* **Exercise**
List each line of the data that holds the string "Output".

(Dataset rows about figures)
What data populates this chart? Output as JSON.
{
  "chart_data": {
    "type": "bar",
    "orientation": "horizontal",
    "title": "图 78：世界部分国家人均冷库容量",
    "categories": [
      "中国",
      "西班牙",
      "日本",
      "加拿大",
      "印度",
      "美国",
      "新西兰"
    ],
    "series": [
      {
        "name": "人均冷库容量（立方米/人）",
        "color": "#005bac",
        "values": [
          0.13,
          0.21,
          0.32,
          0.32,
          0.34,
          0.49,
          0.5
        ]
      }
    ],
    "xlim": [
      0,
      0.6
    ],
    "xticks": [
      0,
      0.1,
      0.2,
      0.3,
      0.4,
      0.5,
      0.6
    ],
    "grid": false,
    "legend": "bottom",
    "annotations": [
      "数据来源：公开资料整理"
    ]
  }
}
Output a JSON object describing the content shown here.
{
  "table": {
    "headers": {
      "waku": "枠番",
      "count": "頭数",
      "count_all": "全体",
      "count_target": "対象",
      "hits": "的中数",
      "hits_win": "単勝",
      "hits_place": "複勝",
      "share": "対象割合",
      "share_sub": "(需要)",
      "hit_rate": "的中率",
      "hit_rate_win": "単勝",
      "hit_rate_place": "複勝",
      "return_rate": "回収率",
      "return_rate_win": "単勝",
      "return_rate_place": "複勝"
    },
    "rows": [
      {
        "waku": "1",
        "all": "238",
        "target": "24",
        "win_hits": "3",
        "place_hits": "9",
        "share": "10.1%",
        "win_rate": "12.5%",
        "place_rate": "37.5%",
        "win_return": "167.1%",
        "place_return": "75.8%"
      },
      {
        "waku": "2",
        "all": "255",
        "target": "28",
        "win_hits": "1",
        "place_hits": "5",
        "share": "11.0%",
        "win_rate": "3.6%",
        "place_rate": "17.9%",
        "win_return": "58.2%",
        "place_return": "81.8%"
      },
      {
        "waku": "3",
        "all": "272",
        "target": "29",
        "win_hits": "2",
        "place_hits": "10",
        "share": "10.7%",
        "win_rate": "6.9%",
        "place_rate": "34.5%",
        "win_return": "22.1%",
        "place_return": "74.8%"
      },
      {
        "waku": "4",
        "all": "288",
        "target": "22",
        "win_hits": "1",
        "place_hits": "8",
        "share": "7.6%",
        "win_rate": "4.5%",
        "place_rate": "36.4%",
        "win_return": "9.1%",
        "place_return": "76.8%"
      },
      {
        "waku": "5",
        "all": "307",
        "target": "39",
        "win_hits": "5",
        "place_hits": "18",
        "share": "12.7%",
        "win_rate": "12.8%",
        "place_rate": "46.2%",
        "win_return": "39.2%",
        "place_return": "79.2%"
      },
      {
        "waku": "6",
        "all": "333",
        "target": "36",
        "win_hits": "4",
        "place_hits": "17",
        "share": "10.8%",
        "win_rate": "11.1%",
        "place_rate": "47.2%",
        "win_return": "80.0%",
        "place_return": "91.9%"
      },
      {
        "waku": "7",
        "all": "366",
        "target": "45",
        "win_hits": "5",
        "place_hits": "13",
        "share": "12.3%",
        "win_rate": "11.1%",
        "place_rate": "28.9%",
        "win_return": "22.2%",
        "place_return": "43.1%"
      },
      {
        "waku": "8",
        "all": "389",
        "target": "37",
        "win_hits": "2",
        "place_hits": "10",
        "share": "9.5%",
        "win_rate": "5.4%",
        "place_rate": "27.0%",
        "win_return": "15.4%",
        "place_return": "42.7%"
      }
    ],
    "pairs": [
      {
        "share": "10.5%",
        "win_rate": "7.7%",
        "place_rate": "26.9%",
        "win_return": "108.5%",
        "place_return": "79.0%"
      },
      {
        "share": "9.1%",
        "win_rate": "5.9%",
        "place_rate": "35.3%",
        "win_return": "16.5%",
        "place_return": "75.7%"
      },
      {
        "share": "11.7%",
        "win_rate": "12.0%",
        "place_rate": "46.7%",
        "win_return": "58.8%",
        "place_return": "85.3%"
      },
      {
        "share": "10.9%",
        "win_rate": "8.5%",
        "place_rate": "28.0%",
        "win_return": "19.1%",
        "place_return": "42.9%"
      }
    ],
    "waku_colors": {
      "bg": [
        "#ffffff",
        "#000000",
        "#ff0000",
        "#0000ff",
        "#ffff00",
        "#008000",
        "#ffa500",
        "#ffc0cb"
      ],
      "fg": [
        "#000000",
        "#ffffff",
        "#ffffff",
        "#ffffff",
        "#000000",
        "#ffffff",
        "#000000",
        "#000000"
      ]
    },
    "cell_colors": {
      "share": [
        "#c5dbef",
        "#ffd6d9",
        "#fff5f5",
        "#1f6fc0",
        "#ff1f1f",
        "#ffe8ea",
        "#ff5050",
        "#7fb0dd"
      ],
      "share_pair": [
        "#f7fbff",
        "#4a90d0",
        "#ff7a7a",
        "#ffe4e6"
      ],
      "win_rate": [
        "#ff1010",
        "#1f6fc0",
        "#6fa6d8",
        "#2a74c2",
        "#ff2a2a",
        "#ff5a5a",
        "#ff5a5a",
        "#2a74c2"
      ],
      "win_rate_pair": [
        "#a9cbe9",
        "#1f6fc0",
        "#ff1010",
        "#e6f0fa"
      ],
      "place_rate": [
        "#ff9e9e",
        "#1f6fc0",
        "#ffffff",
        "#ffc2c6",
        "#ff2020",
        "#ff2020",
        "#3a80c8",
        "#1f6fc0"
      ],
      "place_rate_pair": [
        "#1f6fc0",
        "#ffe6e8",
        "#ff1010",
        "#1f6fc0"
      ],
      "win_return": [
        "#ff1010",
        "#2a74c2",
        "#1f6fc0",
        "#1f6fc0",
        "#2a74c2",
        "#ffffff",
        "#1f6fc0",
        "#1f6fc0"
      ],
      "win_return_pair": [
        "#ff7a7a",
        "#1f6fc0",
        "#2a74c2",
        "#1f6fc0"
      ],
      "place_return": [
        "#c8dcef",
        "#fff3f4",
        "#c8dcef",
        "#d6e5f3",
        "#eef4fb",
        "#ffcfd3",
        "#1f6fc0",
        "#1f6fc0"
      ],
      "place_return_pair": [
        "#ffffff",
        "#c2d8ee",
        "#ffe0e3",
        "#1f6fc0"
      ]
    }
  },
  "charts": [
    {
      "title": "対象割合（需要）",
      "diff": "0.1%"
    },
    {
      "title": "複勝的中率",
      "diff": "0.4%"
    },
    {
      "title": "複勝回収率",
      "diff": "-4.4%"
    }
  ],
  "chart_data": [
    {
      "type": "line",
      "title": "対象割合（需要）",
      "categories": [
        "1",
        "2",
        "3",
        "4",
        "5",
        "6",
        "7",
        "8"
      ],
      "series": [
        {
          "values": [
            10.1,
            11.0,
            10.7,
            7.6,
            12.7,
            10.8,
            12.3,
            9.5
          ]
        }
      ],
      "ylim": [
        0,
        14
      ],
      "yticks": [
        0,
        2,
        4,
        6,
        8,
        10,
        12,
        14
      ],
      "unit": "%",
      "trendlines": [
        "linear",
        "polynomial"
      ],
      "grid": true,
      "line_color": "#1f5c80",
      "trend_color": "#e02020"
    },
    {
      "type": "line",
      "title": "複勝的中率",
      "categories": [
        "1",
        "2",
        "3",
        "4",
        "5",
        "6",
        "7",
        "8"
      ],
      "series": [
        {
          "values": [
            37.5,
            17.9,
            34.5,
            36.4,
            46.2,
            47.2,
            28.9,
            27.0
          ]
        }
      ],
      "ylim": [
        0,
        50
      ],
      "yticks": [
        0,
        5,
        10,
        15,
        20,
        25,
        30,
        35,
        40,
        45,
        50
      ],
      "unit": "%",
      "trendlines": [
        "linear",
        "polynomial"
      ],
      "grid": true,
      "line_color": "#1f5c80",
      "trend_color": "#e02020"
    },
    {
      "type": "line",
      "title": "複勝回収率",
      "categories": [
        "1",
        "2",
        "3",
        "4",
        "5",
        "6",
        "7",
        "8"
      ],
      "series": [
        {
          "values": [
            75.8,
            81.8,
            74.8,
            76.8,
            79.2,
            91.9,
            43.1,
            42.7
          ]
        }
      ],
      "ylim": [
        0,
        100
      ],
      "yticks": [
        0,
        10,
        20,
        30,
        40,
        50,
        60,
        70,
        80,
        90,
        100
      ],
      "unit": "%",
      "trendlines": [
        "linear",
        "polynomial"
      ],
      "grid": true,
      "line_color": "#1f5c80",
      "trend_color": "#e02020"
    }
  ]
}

* **Result for this exercise**
What data populates this chart? Output as JSON.
Output a JSON object describing the content shown here.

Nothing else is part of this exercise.